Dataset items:
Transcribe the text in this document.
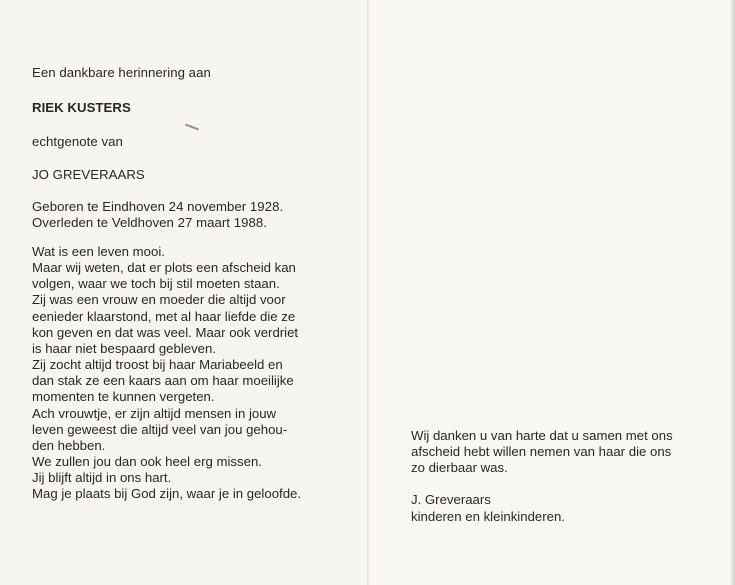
Een dankbare herinnering aan
RIEK KUSTERS
echtgenote van
JO GREVERAARS
Geboren te Eindhoven 24 november 1928.
Overleden te Veldhoven 27 maart 1988.
Wat is een leven mooi.
Maar wij weten, dat er plots een afscheid kan
volgen, waar we toch bij stil moeten staan.
Zij was een vrouw en moeder die altijd voor
eenieder klaarstond, met al haar liefde die ze
kon geven en dat was veel. Maar ook verdriet
is haar niet bespaard gebleven.
Zij zocht altijd troost bij haar Mariabeeld en
dan stak ze een kaars aan om haar moeilijke
momenten te kunnen vergeten.
Ach vrouwtje, er zijn altijd mensen in jouw
leven geweest die altijd veel van jou gehou-
den hebben.
We zullen jou dan ook heel erg missen.
Jij blijft altijd in ons hart.
Mag je plaats bij God zijn, waar je in geloofde.
Wij danken u van harte dat u samen met ons
afscheid hebt willen nemen van haar die ons
zo dierbaar was.
J. Greveraars
kinderen en kleinkinderen.
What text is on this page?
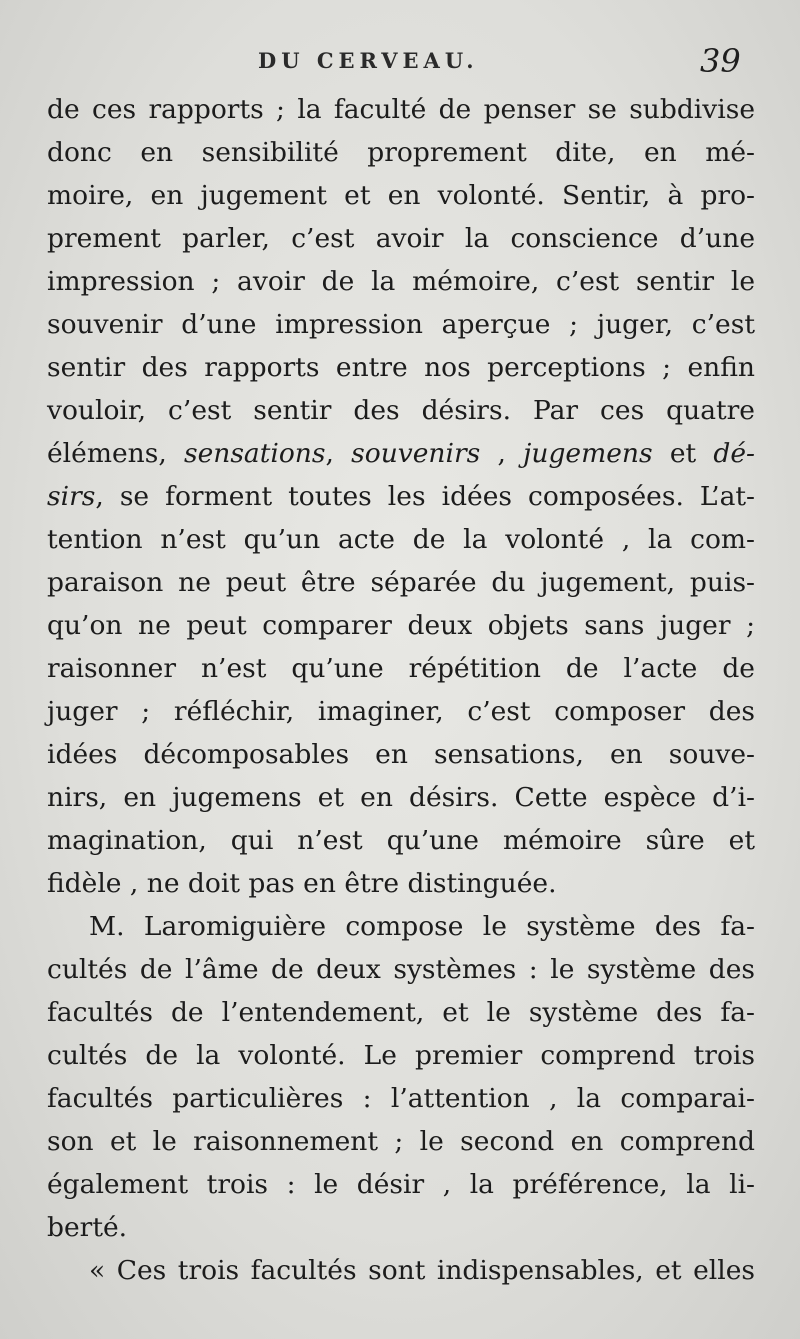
DU CERVEAU.	39
de ces rapports ; la faculté de penser se subdivise
donc en sensibilité proprement dite, en mé-
moire, en jugement et en volonté. Sentir, à pro-
prement parler, c’est avoir la conscience d’une
impression ; avoir de la mémoire, c’est sentir le
souvenir d’une impression aperçue ; juger, c’est
sentir des rapports entre nos perceptions ; enfin
vouloir, c’est sentir des désirs. Par ces quatre
élémens, sensations, souvenirs , jugemens et dé-
sirs, se forment toutes les idées composées. L’at-
tention n’est qu’un acte de la volonté , la com-
paraison ne peut être séparée du jugement, puis-
qu’on ne peut comparer deux objets sans juger ;
raisonner n’est qu’une répétition de l’acte de
juger ; réfléchir, imaginer, c’est composer des
idées décomposables en sensations, en souve-
nirs, en jugemens et en désirs. Cette espèce d’i-
magination, qui n’est qu’une mémoire sûre et
fidèle , ne doit pas en être distinguée.
M. Laromiguière compose le système des fa-
cultés de l’âme de deux systèmes : le système des
facultés de l’entendement, et le système des fa-
cultés de la volonté. Le premier comprend trois
facultés particulières : l’attention , la comparai-
son et le raisonnement ; le second en comprend
également trois : le désir , la préférence, la li-
berté.
« Ces trois facultés sont indispensables, et elles
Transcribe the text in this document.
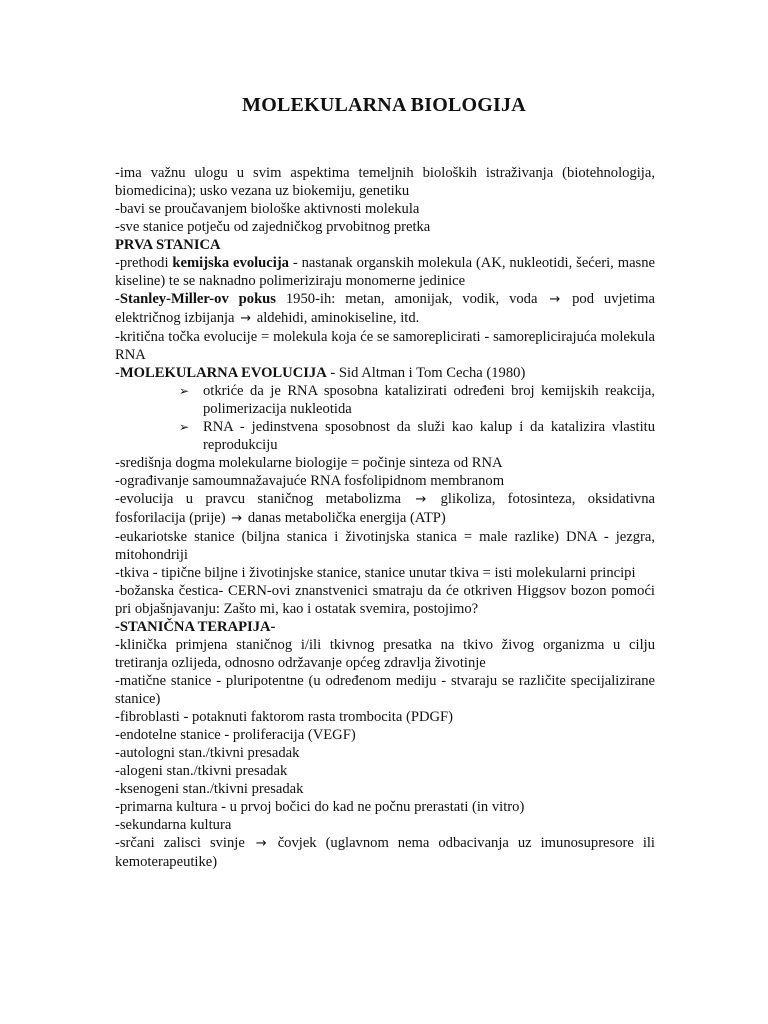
MOLEKULARNA BIOLOGIJA

-ima važnu ulogu u svim aspektima temeljnih bioloških istraživanja (biotehnologija, biomedicina); usko vezana uz biokemiju, genetiku

-bavi se proučavanjem biološke aktivnosti molekula

-sve stanice potječu od zajedničkog prvobitnog pretka

PRVA STANICA

-prethodi kemijska evolucija - nastanak organskih molekula (AK, nukleotidi, šećeri, masne kiseline) te se naknadno polimeriziraju monomerne jedinice

-Stanley-Miller-ov pokus 1950-ih: metan, amonijak, vodik, voda → pod uvjetima električnog izbijanja → aldehidi, aminokiseline, itd.

-kritična točka evolucije = molekula koja će se samoreplicirati - samoreplicirajuća molekula RNA

-MOLEKULARNA EVOLUCIJA - Sid Altman i Tom Cecha (1980)

➢ otkriće da je RNA sposobna katalizirati određeni broj kemijskih reakcija, polimerizacija nukleotida
➢ RNA - jedinstvena sposobnost da služi kao kalup i da katalizira vlastitu reprodukciju

-središnja dogma molekularne biologije = počinje sinteza od RNA

-ograđivanje samoumnažavajuće RNA fosfolipidnom membranom

-evolucija u pravcu staničnog metabolizma → glikoliza, fotosinteza, oksidativna fosforilacija (prije) → danas metabolička energija (ATP)

-eukariotske stanice (biljna stanica i životinjska stanica = male razlike) DNA - jezgra, mitohondriji

-tkiva - tipične biljne i životinjske stanice, stanice unutar tkiva = isti molekularni principi

-božanska čestica- CERN-ovi znanstvenici smatraju da će otkriven Higgsov bozon pomoći pri objašnjavanju: Zašto mi, kao i ostatak svemira, postojimo?

-STANIČNA TERAPIJA-

-klinička primjena staničnog i/ili tkivnog presatka na tkivo živog organizma u cilju tretiranja ozlijeda, odnosno održavanje općeg zdravlja životinje

-matične stanice - pluripotentne (u određenom mediju - stvaraju se različite specijalizirane stanice)

-fibroblasti - potaknuti faktorom rasta trombocita (PDGF)

-endotelne stanice - proliferacija (VEGF)

-autologni stan./tkivni presadak

-alogeni stan./tkivni presadak

-ksenogeni stan./tkivni presadak

-primarna kultura - u prvoj bočici do kad ne počnu prerastati (in vitro)

-sekundarna kultura

-srčani zalisci svinje → čovjek (uglavnom nema odbacivanja uz imunosupresore ili kemoterapeutike)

WHAT YOU WILL DO: Do not include the images; transcribe the rest of the listing exactly.

RESPONSE TO THE TASK:
Transcribe the text in this document.
Een dankbare herinnering aan
RIEK KUSTERS
echtgenote van
JO GREVERAARS
Geboren te Eindhoven 24 november 1928.
Overleden te Veldhoven 27 maart 1988.
Wat is een leven mooi.
Maar wij weten, dat er plots een afscheid kan
volgen, waar we toch bij stil moeten staan.
Zij was een vrouw en moeder die altijd voor
eenieder klaarstond, met al haar liefde die ze
kon geven en dat was veel. Maar ook verdriet
is haar niet bespaard gebleven.
Zij zocht altijd troost bij haar Mariabeeld en
dan stak ze een kaars aan om haar moeilijke
momenten te kunnen vergeten.
Ach vrouwtje, er zijn altijd mensen in jouw
leven geweest die altijd veel van jou gehou-
den hebben.
We zullen jou dan ook heel erg missen.
Jij blijft altijd in ons hart.
Mag je plaats bij God zijn, waar je in geloofde.
Wij danken u van harte dat u samen met ons
afscheid hebt willen nemen van haar die ons
zo dierbaar was.
J. Greveraars
kinderen en kleinkinderen.
What text is on this page?
DU CERVEAU.	39
de ces rapports ; la faculté de penser se subdivise
donc en sensibilité proprement dite, en mé-
moire, en jugement et en volonté. Sentir, à pro-
prement parler, c’est avoir la conscience d’une
impression ; avoir de la mémoire, c’est sentir le
souvenir d’une impression aperçue ; juger, c’est
sentir des rapports entre nos perceptions ; enfin
vouloir, c’est sentir des désirs. Par ces quatre
élémens, sensations, souvenirs , jugemens et dé-
sirs, se forment toutes les idées composées. L’at-
tention n’est qu’un acte de la volonté , la com-
paraison ne peut être séparée du jugement, puis-
qu’on ne peut comparer deux objets sans juger ;
raisonner n’est qu’une répétition de l’acte de
juger ; réfléchir, imaginer, c’est composer des
idées décomposables en sensations, en souve-
nirs, en jugemens et en désirs. Cette espèce d’i-
magination, qui n’est qu’une mémoire sûre et
fidèle , ne doit pas en être distinguée.
M. Laromiguière compose le système des fa-
cultés de l’âme de deux systèmes : le système des
facultés de l’entendement, et le système des fa-
cultés de la volonté. Le premier comprend trois
facultés particulières : l’attention , la comparai-
son et le raisonnement ; le second en comprend
également trois : le désir , la préférence, la li-
berté.
« Ces trois facultés sont indispensables, et elles
Transcribe the text in this document.
MOLEKULARNA BIOLOGIJA

-ima važnu ulogu u svim aspektima temeljnih bioloških istraživanja (biotehnologija, biomedicina); usko vezana uz biokemiju, genetiku

-bavi se proučavanjem biološke aktivnosti molekula

-sve stanice potječu od zajedničkog prvobitnog pretka

PRVA STANICA

-prethodi kemijska evolucija - nastanak organskih molekula (AK, nukleotidi, šećeri, masne kiseline) te se naknadno polimeriziraju monomerne jedinice

-Stanley-Miller-ov pokus 1950-ih: metan, amonijak, vodik, voda → pod uvjetima električnog izbijanja → aldehidi, aminokiseline, itd.

-kritična točka evolucije = molekula koja će se samoreplicirati - samoreplicirajuća molekula RNA

-MOLEKULARNA EVOLUCIJA - Sid Altman i Tom Cecha (1980)

➢ otkriće da je RNA sposobna katalizirati određeni broj kemijskih reakcija, polimerizacija nukleotida
➢ RNA - jedinstvena sposobnost da služi kao kalup i da katalizira vlastitu reprodukciju

-središnja dogma molekularne biologije = počinje sinteza od RNA

-ograđivanje samoumnažavajuće RNA fosfolipidnom membranom

-evolucija u pravcu staničnog metabolizma → glikoliza, fotosinteza, oksidativna fosforilacija (prije) → danas metabolička energija (ATP)

-eukariotske stanice (biljna stanica i životinjska stanica = male razlike) DNA - jezgra, mitohondriji

-tkiva - tipične biljne i životinjske stanice, stanice unutar tkiva = isti molekularni principi

-božanska čestica- CERN-ovi znanstvenici smatraju da će otkriven Higgsov bozon pomoći pri objašnjavanju: Zašto mi, kao i ostatak svemira, postojimo?

-STANIČNA TERAPIJA-

-klinička primjena staničnog i/ili tkivnog presatka na tkivo živog organizma u cilju tretiranja ozlijeda, odnosno održavanje općeg zdravlja životinje

-matične stanice - pluripotentne (u određenom mediju - stvaraju se različite specijalizirane stanice)

-fibroblasti - potaknuti faktorom rasta trombocita (PDGF)

-endotelne stanice - proliferacija (VEGF)

-autologni stan./tkivni presadak

-alogeni stan./tkivni presadak

-ksenogeni stan./tkivni presadak

-primarna kultura - u prvoj bočici do kad ne počnu prerastati (in vitro)

-sekundarna kultura

-srčani zalisci svinje → čovjek (uglavnom nema odbacivanja uz imunosupresore ili kemoterapeutike)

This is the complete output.